[Begin Dataset extract]

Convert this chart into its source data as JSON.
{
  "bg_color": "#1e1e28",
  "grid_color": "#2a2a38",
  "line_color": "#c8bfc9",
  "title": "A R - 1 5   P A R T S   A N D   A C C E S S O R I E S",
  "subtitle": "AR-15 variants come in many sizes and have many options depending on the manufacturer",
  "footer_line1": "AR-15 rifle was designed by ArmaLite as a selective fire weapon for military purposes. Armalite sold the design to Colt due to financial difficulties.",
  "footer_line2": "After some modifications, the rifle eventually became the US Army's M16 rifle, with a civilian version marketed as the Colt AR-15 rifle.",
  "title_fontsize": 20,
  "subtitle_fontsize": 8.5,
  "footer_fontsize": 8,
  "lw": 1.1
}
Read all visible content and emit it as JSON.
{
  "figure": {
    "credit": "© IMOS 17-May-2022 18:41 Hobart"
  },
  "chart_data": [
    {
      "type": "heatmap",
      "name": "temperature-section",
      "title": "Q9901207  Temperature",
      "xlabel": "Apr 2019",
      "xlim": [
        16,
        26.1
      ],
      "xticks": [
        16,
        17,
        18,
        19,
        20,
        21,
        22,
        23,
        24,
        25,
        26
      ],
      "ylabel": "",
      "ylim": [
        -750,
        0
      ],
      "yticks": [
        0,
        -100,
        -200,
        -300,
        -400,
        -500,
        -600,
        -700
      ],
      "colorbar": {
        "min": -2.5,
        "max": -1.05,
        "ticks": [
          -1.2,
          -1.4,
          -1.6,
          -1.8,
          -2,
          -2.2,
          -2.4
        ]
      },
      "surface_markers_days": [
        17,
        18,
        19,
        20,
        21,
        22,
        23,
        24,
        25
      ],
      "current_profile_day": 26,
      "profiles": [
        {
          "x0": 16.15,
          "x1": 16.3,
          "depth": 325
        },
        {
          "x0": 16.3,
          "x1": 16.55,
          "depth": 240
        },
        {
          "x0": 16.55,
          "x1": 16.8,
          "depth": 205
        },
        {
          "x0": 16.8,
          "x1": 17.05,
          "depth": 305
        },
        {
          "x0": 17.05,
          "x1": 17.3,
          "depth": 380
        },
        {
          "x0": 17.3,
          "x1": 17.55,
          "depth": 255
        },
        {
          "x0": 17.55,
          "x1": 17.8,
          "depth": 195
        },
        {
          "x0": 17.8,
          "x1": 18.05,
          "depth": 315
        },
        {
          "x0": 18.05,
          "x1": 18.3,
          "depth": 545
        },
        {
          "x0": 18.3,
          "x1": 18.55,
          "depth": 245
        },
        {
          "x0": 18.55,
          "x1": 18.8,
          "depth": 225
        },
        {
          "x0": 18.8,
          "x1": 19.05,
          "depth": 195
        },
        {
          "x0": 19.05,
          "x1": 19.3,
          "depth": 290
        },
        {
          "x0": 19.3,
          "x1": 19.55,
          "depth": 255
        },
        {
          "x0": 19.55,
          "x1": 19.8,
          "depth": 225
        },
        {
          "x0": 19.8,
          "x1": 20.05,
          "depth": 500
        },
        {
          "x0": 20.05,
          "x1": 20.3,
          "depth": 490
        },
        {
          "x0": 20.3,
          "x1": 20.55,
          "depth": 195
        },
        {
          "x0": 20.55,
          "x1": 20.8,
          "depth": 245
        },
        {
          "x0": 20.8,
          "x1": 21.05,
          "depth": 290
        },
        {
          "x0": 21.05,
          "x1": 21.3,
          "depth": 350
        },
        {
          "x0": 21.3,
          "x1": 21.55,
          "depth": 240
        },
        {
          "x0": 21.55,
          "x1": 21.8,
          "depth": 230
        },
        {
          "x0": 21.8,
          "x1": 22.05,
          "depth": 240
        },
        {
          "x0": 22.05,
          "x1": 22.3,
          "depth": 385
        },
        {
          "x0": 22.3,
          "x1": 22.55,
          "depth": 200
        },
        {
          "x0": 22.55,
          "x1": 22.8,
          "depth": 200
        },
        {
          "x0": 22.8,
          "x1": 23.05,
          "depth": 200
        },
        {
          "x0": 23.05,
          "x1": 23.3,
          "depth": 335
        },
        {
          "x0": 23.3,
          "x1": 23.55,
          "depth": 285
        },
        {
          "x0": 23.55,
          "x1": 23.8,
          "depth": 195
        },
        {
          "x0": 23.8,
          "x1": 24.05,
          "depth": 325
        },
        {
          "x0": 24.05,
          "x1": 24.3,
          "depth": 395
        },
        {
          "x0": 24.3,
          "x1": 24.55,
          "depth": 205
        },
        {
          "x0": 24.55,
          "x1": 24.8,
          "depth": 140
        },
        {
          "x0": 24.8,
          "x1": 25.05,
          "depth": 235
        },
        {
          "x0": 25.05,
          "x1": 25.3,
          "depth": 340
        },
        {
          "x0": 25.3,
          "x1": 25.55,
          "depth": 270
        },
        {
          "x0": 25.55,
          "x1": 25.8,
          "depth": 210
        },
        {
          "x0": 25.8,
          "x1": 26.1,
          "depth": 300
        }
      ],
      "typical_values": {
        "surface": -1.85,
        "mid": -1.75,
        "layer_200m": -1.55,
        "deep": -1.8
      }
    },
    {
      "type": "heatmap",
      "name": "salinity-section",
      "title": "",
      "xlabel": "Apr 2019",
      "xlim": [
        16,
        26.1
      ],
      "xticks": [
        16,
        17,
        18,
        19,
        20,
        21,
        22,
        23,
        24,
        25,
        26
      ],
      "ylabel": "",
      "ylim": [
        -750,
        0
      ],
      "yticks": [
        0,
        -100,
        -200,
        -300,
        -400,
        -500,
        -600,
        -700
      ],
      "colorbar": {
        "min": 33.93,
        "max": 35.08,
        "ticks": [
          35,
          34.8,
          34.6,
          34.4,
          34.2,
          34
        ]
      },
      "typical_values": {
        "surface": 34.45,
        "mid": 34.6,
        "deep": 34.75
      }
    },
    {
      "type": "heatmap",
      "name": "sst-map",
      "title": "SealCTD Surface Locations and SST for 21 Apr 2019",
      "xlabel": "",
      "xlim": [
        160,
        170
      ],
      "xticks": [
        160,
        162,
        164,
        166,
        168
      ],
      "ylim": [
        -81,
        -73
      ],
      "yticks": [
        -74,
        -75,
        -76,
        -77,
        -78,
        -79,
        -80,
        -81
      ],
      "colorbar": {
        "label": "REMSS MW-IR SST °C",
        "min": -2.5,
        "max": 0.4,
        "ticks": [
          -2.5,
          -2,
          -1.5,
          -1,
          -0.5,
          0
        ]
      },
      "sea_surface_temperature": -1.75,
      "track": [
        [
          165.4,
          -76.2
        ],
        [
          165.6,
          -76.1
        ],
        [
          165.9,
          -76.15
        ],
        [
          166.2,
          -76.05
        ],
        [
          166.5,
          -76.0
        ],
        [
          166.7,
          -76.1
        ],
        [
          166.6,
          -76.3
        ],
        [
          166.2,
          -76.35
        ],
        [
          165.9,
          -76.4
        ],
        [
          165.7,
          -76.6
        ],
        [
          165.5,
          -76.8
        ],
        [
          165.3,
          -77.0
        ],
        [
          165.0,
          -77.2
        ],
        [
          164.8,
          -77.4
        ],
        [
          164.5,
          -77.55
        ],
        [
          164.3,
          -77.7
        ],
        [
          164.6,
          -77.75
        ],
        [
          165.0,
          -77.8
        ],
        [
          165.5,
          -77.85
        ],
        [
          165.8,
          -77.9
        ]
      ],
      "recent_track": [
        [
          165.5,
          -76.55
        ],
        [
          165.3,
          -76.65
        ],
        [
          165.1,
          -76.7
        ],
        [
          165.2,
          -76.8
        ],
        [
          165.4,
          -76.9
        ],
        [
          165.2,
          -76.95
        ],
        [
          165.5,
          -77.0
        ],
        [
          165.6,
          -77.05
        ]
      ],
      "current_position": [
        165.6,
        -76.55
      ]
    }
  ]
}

[End Dataset extract]

_Exercise goal_. The records above are to be repeated exactly, in their entirety.

_Result of this exercise_.
Convert this chart into its source data as JSON.
{
  "bg_color": "#1e1e28",
  "grid_color": "#2a2a38",
  "line_color": "#c8bfc9",
  "title": "A R - 1 5   P A R T S   A N D   A C C E S S O R I E S",
  "subtitle": "AR-15 variants come in many sizes and have many options depending on the manufacturer",
  "footer_line1": "AR-15 rifle was designed by ArmaLite as a selective fire weapon for military purposes. Armalite sold the design to Colt due to financial difficulties.",
  "footer_line2": "After some modifications, the rifle eventually became the US Army's M16 rifle, with a civilian version marketed as the Colt AR-15 rifle.",
  "title_fontsize": 20,
  "subtitle_fontsize": 8.5,
  "footer_fontsize": 8,
  "lw": 1.1
}
Read all visible content and emit it as JSON.
{
  "figure": {
    "credit": "© IMOS 17-May-2022 18:41 Hobart"
  },
  "chart_data": [
    {
      "type": "heatmap",
      "name": "temperature-section",
      "title": "Q9901207  Temperature",
      "xlabel": "Apr 2019",
      "xlim": [
        16,
        26.1
      ],
      "xticks": [
        16,
        17,
        18,
        19,
        20,
        21,
        22,
        23,
        24,
        25,
        26
      ],
      "ylabel": "",
      "ylim": [
        -750,
        0
      ],
      "yticks": [
        0,
        -100,
        -200,
        -300,
        -400,
        -500,
        -600,
        -700
      ],
      "colorbar": {
        "min": -2.5,
        "max": -1.05,
        "ticks": [
          -1.2,
          -1.4,
          -1.6,
          -1.8,
          -2,
          -2.2,
          -2.4
        ]
      },
      "surface_markers_days": [
        17,
        18,
        19,
        20,
        21,
        22,
        23,
        24,
        25
      ],
      "current_profile_day": 26,
      "profiles": [
        {
          "x0": 16.15,
          "x1": 16.3,
          "depth": 325
        },
        {
          "x0": 16.3,
          "x1": 16.55,
          "depth": 240
        },
        {
          "x0": 16.55,
          "x1": 16.8,
          "depth": 205
        },
        {
          "x0": 16.8,
          "x1": 17.05,
          "depth": 305
        },
        {
          "x0": 17.05,
          "x1": 17.3,
          "depth": 380
        },
        {
          "x0": 17.3,
          "x1": 17.55,
          "depth": 255
        },
        {
          "x0": 17.55,
          "x1": 17.8,
          "depth": 195
        },
        {
          "x0": 17.8,
          "x1": 18.05,
          "depth": 315
        },
        {
          "x0": 18.05,
          "x1": 18.3,
          "depth": 545
        },
        {
          "x0": 18.3,
          "x1": 18.55,
          "depth": 245
        },
        {
          "x0": 18.55,
          "x1": 18.8,
          "depth": 225
        },
        {
          "x0": 18.8,
          "x1": 19.05,
          "depth": 195
        },
        {
          "x0": 19.05,
          "x1": 19.3,
          "depth": 290
        },
        {
          "x0": 19.3,
          "x1": 19.55,
          "depth": 255
        },
        {
          "x0": 19.55,
          "x1": 19.8,
          "depth": 225
        },
        {
          "x0": 19.8,
          "x1": 20.05,
          "depth": 500
        },
        {
          "x0": 20.05,
          "x1": 20.3,
          "depth": 490
        },
        {
          "x0": 20.3,
          "x1": 20.55,
          "depth": 195
        },
        {
          "x0": 20.55,
          "x1": 20.8,
          "depth": 245
        },
        {
          "x0": 20.8,
          "x1": 21.05,
          "depth": 290
        },
        {
          "x0": 21.05,
          "x1": 21.3,
          "depth": 350
        },
        {
          "x0": 21.3,
          "x1": 21.55,
          "depth": 240
        },
        {
          "x0": 21.55,
          "x1": 21.8,
          "depth": 230
        },
        {
          "x0": 21.8,
          "x1": 22.05,
          "depth": 240
        },
        {
          "x0": 22.05,
          "x1": 22.3,
          "depth": 385
        },
        {
          "x0": 22.3,
          "x1": 22.55,
          "depth": 200
        },
        {
          "x0": 22.55,
          "x1": 22.8,
          "depth": 200
        },
        {
          "x0": 22.8,
          "x1": 23.05,
          "depth": 200
        },
        {
          "x0": 23.05,
          "x1": 23.3,
          "depth": 335
        },
        {
          "x0": 23.3,
          "x1": 23.55,
          "depth": 285
        },
        {
          "x0": 23.55,
          "x1": 23.8,
          "depth": 195
        },
        {
          "x0": 23.8,
          "x1": 24.05,
          "depth": 325
        },
        {
          "x0": 24.05,
          "x1": 24.3,
          "depth": 395
        },
        {
          "x0": 24.3,
          "x1": 24.55,
          "depth": 205
        },
        {
          "x0": 24.55,
          "x1": 24.8,
          "depth": 140
        },
        {
          "x0": 24.8,
          "x1": 25.05,
          "depth": 235
        },
        {
          "x0": 25.05,
          "x1": 25.3,
          "depth": 340
        },
        {
          "x0": 25.3,
          "x1": 25.55,
          "depth": 270
        },
        {
          "x0": 25.55,
          "x1": 25.8,
          "depth": 210
        },
        {
          "x0": 25.8,
          "x1": 26.1,
          "depth": 300
        }
      ],
      "typical_values": {
        "surface": -1.85,
        "mid": -1.75,
        "layer_200m": -1.55,
        "deep": -1.8
      }
    },
    {
      "type": "heatmap",
      "name": "salinity-section",
      "title": "",
      "xlabel": "Apr 2019",
      "xlim": [
        16,
        26.1
      ],
      "xticks": [
        16,
        17,
        18,
        19,
        20,
        21,
        22,
        23,
        24,
        25,
        26
      ],
      "ylabel": "",
      "ylim": [
        -750,
        0
      ],
      "yticks": [
        0,
        -100,
        -200,
        -300,
        -400,
        -500,
        -600,
        -700
      ],
      "colorbar": {
        "min": 33.93,
        "max": 35.08,
        "ticks": [
          35,
          34.8,
          34.6,
          34.4,
          34.2,
          34
        ]
      },
      "typical_values": {
        "surface": 34.45,
        "mid": 34.6,
        "deep": 34.75
      }
    },
    {
      "type": "heatmap",
      "name": "sst-map",
      "title": "SealCTD Surface Locations and SST for 21 Apr 2019",
      "xlabel": "",
      "xlim": [
        160,
        170
      ],
      "xticks": [
        160,
        162,
        164,
        166,
        168
      ],
      "ylim": [
        -81,
        -73
      ],
      "yticks": [
        -74,
        -75,
        -76,
        -77,
        -78,
        -79,
        -80,
        -81
      ],
      "colorbar": {
        "label": "REMSS MW-IR SST °C",
        "min": -2.5,
        "max": 0.4,
        "ticks": [
          -2.5,
          -2,
          -1.5,
          -1,
          -0.5,
          0
        ]
      },
      "sea_surface_temperature": -1.75,
      "track": [
        [
          165.4,
          -76.2
        ],
        [
          165.6,
          -76.1
        ],
        [
          165.9,
          -76.15
        ],
        [
          166.2,
          -76.05
        ],
        [
          166.5,
          -76.0
        ],
        [
          166.7,
          -76.1
        ],
        [
          166.6,
          -76.3
        ],
        [
          166.2,
          -76.35
        ],
        [
          165.9,
          -76.4
        ],
        [
          165.7,
          -76.6
        ],
        [
          165.5,
          -76.8
        ],
        [
          165.3,
          -77.0
        ],
        [
          165.0,
          -77.2
        ],
        [
          164.8,
          -77.4
        ],
        [
          164.5,
          -77.55
        ],
        [
          164.3,
          -77.7
        ],
        [
          164.6,
          -77.75
        ],
        [
          165.0,
          -77.8
        ],
        [
          165.5,
          -77.85
        ],
        [
          165.8,
          -77.9
        ]
      ],
      "recent_track": [
        [
          165.5,
          -76.55
        ],
        [
          165.3,
          -76.65
        ],
        [
          165.1,
          -76.7
        ],
        [
          165.2,
          -76.8
        ],
        [
          165.4,
          -76.9
        ],
        [
          165.2,
          -76.95
        ],
        [
          165.5,
          -77.0
        ],
        [
          165.6,
          -77.05
        ]
      ],
      "current_position": [
        165.6,
        -76.55
      ]
    }
  ]
}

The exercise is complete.